> [Written instruction] Below is a block of records. Copy every line in it that contains the word "processo".

> [Records supplied]
___
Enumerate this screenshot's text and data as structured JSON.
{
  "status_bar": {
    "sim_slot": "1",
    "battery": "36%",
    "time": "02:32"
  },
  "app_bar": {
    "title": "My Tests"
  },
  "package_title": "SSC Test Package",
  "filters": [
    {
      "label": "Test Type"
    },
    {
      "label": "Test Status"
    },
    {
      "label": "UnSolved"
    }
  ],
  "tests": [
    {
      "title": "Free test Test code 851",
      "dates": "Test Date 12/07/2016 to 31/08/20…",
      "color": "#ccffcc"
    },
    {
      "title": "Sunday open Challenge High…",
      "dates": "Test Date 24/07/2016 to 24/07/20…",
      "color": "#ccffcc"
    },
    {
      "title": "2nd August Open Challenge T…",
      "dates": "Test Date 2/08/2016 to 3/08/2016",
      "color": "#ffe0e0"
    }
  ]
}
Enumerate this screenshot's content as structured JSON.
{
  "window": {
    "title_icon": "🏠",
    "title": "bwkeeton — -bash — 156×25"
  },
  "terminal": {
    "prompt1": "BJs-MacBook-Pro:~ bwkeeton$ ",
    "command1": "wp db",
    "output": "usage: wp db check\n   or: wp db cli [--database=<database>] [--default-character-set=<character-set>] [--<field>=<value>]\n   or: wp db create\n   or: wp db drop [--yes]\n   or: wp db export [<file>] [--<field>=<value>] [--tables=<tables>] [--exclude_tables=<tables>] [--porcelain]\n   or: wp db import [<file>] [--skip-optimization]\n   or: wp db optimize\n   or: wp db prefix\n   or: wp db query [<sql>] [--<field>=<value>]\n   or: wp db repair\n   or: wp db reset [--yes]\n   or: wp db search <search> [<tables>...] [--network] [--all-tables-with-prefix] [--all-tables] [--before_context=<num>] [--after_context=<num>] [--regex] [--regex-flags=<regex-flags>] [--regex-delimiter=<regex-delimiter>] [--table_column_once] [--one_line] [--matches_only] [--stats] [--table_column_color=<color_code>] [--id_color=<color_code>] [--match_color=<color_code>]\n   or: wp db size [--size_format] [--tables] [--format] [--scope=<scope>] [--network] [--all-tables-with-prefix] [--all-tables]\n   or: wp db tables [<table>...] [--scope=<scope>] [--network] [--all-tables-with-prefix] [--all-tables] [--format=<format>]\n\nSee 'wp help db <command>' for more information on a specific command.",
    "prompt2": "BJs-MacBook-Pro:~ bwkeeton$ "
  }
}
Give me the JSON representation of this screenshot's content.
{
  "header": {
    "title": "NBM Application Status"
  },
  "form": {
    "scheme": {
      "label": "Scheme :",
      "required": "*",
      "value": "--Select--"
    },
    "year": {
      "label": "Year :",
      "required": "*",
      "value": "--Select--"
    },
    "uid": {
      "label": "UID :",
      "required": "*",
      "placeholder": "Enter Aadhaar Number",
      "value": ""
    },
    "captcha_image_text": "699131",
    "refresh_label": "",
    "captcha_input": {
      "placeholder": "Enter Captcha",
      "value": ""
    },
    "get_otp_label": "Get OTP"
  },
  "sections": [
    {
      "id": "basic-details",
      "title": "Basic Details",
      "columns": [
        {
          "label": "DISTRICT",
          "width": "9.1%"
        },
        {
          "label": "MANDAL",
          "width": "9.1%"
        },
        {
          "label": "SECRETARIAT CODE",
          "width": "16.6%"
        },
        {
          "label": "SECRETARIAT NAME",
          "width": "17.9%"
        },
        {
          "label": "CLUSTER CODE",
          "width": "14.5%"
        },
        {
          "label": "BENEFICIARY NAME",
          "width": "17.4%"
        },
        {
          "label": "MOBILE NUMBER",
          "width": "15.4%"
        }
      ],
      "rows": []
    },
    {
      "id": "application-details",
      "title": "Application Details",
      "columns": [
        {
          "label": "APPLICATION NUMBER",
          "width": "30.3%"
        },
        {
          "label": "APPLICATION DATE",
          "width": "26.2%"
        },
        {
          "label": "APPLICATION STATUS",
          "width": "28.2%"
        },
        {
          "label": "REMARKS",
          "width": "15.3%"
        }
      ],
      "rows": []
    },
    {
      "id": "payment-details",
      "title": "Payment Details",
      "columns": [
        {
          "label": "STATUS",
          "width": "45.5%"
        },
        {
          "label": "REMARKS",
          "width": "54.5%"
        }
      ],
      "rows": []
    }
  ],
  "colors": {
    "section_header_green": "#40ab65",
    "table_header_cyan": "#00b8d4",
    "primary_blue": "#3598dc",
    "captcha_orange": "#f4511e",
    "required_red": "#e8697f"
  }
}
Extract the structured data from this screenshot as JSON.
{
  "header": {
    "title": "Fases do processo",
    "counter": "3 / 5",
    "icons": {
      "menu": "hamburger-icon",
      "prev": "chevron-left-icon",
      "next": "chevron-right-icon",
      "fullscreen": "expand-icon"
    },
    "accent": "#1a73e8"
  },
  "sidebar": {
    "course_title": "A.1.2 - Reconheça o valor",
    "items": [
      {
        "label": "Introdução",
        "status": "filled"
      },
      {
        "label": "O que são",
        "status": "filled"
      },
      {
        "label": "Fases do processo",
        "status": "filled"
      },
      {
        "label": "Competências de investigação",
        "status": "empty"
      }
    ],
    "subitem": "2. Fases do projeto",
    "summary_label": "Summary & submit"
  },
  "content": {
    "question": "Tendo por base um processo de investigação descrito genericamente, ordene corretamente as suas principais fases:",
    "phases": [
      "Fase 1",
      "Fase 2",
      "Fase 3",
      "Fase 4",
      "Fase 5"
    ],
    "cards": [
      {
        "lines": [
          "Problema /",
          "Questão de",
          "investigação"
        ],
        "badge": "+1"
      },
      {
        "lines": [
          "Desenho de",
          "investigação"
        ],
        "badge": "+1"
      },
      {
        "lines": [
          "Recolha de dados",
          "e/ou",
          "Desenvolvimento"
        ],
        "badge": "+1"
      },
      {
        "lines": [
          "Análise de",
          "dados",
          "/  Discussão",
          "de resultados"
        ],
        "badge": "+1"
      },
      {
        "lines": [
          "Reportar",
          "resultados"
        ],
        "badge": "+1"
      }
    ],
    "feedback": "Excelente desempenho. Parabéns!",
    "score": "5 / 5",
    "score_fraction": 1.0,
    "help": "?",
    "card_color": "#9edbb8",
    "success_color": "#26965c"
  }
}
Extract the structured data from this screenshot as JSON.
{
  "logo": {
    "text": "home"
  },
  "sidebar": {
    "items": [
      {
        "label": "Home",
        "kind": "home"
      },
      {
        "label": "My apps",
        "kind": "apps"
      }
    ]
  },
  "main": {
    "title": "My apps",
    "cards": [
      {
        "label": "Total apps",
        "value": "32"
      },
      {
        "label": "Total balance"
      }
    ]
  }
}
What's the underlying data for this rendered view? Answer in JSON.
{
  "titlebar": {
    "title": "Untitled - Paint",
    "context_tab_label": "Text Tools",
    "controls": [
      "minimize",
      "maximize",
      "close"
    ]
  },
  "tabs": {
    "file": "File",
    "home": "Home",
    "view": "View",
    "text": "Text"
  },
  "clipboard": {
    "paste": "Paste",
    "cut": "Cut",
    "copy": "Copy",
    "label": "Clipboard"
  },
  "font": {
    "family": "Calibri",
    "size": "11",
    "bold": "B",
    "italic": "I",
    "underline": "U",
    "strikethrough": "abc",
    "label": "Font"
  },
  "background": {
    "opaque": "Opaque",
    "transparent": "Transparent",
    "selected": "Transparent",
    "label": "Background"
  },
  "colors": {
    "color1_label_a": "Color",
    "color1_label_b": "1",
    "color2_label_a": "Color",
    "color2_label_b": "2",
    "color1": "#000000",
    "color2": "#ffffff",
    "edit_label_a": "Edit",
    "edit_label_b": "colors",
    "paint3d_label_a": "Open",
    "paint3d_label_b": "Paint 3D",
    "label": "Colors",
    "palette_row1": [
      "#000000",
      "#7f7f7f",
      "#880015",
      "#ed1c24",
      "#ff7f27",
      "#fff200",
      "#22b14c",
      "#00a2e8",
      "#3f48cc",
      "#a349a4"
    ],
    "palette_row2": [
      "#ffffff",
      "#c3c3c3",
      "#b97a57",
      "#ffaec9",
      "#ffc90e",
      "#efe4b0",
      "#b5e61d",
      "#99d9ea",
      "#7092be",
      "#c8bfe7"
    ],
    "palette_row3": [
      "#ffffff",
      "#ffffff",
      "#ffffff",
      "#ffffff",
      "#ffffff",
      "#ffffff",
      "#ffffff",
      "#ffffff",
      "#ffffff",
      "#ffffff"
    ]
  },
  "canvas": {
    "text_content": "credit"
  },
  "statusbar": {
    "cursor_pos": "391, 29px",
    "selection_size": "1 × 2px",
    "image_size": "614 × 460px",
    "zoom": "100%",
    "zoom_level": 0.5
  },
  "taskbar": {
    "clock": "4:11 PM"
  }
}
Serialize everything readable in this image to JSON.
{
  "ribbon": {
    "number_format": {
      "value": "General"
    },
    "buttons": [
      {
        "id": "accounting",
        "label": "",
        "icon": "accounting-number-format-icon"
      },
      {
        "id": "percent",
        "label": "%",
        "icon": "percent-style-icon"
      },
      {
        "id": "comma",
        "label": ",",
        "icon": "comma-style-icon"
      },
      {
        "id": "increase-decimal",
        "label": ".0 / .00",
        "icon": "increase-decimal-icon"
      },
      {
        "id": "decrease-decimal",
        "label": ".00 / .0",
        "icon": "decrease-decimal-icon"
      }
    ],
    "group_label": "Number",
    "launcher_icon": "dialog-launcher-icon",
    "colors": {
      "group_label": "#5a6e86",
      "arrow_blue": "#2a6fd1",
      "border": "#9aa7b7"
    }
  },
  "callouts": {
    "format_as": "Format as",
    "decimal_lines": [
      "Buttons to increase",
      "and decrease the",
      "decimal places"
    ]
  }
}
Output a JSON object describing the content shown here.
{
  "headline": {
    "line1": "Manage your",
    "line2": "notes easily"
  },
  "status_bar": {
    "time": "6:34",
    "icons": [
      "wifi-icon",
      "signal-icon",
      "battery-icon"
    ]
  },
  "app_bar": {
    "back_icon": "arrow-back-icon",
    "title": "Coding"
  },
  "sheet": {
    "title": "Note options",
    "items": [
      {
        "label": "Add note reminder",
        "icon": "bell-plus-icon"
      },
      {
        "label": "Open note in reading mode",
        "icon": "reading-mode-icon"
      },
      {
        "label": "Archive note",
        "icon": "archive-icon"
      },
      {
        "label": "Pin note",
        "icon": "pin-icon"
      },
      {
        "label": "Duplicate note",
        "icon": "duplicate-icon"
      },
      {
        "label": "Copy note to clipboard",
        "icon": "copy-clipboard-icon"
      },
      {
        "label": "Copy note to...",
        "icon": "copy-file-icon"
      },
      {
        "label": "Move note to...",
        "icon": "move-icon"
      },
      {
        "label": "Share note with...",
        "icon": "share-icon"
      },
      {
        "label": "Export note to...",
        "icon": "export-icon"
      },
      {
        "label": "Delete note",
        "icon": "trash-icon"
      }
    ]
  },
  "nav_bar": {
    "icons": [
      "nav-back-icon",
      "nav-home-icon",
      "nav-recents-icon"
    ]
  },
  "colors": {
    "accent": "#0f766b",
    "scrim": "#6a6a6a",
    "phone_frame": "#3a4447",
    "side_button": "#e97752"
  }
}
___
> [Result for this exercise]
    "title": "Fases do processo",
        "label": "Fases do processo",
    "question": "Tendo por base um processo de investigação descrito genericamente, ordene corretamente as suas principais fases:",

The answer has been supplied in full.